*Data records:*
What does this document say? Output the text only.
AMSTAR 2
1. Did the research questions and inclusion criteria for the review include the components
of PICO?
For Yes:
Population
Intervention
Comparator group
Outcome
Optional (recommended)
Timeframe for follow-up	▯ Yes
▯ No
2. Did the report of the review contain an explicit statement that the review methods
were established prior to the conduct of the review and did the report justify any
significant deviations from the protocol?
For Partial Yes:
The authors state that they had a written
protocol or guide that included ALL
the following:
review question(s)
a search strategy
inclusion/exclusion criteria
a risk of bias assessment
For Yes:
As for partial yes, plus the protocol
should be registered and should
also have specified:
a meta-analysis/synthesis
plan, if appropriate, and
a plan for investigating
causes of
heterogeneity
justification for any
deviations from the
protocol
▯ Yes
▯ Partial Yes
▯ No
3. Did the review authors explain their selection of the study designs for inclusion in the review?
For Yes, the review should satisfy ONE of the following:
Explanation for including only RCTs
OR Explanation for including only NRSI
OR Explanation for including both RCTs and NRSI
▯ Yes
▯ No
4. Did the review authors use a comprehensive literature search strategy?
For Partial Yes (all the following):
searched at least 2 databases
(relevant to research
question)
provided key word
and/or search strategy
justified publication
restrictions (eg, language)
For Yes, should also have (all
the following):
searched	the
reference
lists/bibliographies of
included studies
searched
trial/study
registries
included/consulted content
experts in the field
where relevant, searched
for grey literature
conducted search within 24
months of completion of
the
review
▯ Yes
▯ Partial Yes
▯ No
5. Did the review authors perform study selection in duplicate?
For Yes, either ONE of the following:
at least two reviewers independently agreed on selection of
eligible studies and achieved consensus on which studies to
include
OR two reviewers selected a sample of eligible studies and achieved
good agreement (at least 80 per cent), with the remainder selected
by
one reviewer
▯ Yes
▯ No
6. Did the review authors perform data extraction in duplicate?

*WHAT NEEDS TO BE DONE:* Scan the lines for the string "study". Pick out every line that has it.

*TASK ANSWER:*
3. Did the review authors explain their selection of the study designs for inclusion in the review?
trial/study
5. Did the review authors perform study selection in duplicate?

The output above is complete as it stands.